Copy, from the entries below, each line in which the string "vyote" appears.

▸ **Supplied entries**
================
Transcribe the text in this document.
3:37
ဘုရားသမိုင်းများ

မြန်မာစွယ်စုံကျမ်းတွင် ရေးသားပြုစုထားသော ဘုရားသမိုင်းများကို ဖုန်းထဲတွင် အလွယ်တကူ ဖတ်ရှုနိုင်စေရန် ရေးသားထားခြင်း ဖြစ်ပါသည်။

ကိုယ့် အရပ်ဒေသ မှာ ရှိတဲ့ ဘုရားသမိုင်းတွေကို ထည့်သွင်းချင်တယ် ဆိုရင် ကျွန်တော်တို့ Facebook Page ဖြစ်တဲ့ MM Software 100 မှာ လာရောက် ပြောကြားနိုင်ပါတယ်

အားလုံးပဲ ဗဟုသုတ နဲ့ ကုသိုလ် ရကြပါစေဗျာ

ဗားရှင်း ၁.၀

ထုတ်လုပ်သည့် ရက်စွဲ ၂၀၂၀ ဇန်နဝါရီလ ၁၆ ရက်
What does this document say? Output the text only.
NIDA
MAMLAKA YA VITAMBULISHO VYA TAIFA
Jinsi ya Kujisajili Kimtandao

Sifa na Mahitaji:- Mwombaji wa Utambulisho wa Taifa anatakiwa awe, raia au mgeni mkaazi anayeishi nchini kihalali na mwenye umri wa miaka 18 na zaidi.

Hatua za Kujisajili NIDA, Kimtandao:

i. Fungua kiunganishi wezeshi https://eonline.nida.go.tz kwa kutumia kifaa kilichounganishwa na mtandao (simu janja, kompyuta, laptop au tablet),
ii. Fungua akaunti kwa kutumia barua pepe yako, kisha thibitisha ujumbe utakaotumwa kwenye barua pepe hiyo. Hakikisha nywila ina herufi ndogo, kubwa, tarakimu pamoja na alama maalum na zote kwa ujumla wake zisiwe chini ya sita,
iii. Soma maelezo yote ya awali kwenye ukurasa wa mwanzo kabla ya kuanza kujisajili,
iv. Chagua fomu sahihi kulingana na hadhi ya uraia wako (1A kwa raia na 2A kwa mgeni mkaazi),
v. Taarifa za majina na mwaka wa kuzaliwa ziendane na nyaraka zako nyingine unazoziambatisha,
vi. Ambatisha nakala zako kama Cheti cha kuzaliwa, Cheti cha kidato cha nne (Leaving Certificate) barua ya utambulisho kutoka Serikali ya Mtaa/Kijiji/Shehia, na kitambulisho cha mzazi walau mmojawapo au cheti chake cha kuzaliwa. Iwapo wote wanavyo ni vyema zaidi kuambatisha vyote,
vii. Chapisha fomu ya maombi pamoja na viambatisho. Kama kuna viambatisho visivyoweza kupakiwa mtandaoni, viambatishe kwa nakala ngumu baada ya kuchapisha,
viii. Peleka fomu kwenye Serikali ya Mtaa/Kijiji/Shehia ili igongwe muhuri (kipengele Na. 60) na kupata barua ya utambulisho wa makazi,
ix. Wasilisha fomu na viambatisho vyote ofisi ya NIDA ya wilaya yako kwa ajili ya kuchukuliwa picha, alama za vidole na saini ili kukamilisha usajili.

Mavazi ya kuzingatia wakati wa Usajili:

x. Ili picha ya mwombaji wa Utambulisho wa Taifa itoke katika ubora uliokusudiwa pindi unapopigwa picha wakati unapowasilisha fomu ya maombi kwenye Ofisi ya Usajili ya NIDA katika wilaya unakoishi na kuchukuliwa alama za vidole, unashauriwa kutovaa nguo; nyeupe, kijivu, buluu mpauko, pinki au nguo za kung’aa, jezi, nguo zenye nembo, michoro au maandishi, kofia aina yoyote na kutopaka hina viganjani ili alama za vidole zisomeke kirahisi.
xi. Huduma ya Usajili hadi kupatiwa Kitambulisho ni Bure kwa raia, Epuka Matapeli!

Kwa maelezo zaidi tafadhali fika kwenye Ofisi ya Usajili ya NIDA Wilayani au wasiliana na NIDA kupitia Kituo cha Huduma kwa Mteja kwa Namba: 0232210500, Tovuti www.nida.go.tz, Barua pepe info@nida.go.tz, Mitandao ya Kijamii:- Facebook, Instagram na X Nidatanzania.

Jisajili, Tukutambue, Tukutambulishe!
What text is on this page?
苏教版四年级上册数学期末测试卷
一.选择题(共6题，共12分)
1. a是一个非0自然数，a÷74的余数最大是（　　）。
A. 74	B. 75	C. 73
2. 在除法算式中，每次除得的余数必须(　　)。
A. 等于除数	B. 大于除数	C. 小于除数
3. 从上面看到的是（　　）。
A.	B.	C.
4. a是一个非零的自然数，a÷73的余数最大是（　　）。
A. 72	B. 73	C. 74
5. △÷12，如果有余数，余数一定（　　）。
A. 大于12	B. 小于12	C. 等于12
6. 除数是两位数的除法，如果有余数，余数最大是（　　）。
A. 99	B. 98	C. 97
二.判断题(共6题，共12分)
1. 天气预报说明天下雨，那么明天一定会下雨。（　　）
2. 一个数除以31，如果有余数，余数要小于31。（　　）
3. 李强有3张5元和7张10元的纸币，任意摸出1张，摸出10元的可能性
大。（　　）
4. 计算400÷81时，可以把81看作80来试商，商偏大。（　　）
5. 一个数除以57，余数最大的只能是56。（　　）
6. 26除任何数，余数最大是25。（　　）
================
▸ **Answer for this exercise**
vi. Ambatisha nakala zako kama Cheti cha kuzaliwa, Cheti cha kidato cha nne (Leaving Certificate) barua ya utambulisho kutoka Serikali ya Mtaa/Kijiji/Shehia, na kitambulisho cha mzazi walau mmojawapo au cheti chake cha kuzaliwa. Iwapo wote wanavyo ni vyema zaidi kuambatisha vyote,
ix. Wasilisha fomu na viambatisho vyote ofisi ya NIDA ya wilaya yako kwa ajili ya kuchukuliwa picha, alama za vidole na saini ili kukamilisha usajili.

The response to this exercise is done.